Data lines:
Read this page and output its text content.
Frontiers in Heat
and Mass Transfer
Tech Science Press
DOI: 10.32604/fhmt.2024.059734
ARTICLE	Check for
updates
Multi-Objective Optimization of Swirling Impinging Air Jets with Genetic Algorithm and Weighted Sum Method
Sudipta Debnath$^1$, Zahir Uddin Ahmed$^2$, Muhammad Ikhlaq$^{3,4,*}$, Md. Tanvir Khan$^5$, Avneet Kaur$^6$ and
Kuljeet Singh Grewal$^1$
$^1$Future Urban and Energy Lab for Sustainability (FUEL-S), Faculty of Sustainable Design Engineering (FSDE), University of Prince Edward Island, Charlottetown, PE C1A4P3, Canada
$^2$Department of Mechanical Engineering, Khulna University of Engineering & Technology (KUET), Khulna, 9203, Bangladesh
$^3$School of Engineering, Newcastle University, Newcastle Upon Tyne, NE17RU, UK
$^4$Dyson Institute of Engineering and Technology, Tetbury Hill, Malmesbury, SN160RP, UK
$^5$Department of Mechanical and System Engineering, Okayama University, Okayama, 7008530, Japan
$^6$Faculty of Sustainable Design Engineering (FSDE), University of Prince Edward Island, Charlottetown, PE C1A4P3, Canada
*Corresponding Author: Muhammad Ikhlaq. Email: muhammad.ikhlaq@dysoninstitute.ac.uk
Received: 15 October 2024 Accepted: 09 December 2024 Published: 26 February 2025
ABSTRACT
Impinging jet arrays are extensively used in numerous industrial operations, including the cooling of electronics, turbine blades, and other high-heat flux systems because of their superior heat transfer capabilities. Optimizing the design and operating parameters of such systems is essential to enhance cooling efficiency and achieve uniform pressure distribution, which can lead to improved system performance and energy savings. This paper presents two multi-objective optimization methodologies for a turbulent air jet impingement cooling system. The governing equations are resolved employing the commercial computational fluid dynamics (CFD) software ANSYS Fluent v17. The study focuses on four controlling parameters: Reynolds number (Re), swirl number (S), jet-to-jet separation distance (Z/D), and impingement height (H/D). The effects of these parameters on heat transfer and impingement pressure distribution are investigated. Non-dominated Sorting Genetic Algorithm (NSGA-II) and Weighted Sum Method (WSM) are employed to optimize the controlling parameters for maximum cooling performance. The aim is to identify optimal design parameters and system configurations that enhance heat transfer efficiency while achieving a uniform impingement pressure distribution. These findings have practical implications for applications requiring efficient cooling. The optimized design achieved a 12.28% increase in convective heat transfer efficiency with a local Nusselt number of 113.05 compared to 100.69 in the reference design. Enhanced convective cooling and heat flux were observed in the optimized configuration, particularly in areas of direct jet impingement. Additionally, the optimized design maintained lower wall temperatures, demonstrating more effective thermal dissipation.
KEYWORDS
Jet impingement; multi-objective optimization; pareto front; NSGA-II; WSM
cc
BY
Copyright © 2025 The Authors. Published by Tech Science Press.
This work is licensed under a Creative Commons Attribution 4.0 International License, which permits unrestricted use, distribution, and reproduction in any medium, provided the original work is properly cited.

Problem to solve:
Copy out each line exactly.

Answer to this task:
Read this page and output its text content.
Frontiers in Heat
and Mass Transfer
Tech Science Press
DOI: 10.32604/fhmt.2024.059734
ARTICLE	Check for
updates
Multi-Objective Optimization of Swirling Impinging Air Jets with Genetic Algorithm and Weighted Sum Method
Sudipta Debnath$^1$, Zahir Uddin Ahmed$^2$, Muhammad Ikhlaq$^{3,4,*}$, Md. Tanvir Khan$^5$, Avneet Kaur$^6$ and
Kuljeet Singh Grewal$^1$
$^1$Future Urban and Energy Lab for Sustainability (FUEL-S), Faculty of Sustainable Design Engineering (FSDE), University of Prince Edward Island, Charlottetown, PE C1A4P3, Canada
$^2$Department of Mechanical Engineering, Khulna University of Engineering & Technology (KUET), Khulna, 9203, Bangladesh
$^3$School of Engineering, Newcastle University, Newcastle Upon Tyne, NE17RU, UK
$^4$Dyson Institute of Engineering and Technology, Tetbury Hill, Malmesbury, SN160RP, UK
$^5$Department of Mechanical and System Engineering, Okayama University, Okayama, 7008530, Japan
$^6$Faculty of Sustainable Design Engineering (FSDE), University of Prince Edward Island, Charlottetown, PE C1A4P3, Canada
*Corresponding Author: Muhammad Ikhlaq. Email: muhammad.ikhlaq@dysoninstitute.ac.uk
Received: 15 October 2024 Accepted: 09 December 2024 Published: 26 February 2025
ABSTRACT
Impinging jet arrays are extensively used in numerous industrial operations, including the cooling of electronics, turbine blades, and other high-heat flux systems because of their superior heat transfer capabilities. Optimizing the design and operating parameters of such systems is essential to enhance cooling efficiency and achieve uniform pressure distribution, which can lead to improved system performance and energy savings. This paper presents two multi-objective optimization methodologies for a turbulent air jet impingement cooling system. The governing equations are resolved employing the commercial computational fluid dynamics (CFD) software ANSYS Fluent v17. The study focuses on four controlling parameters: Reynolds number (Re), swirl number (S), jet-to-jet separation distance (Z/D), and impingement height (H/D). The effects of these parameters on heat transfer and impingement pressure distribution are investigated. Non-dominated Sorting Genetic Algorithm (NSGA-II) and Weighted Sum Method (WSM) are employed to optimize the controlling parameters for maximum cooling performance. The aim is to identify optimal design parameters and system configurations that enhance heat transfer efficiency while achieving a uniform impingement pressure distribution. These findings have practical implications for applications requiring efficient cooling. The optimized design achieved a 12.28% increase in convective heat transfer efficiency with a local Nusselt number of 113.05 compared to 100.69 in the reference design. Enhanced convective cooling and heat flux were observed in the optimized configuration, particularly in areas of direct jet impingement. Additionally, the optimized design maintained lower wall temperatures, demonstrating more effective thermal dissipation.
KEYWORDS
Jet impingement; multi-objective optimization; pareto front; NSGA-II; WSM
cc
BY
Copyright © 2025 The Authors. Published by Tech Science Press.
This work is licensed under a Creative Commons Attribution 4.0 International License, which permits unrestricted use, distribution, and reproduction in any medium, provided the original work is properly cited.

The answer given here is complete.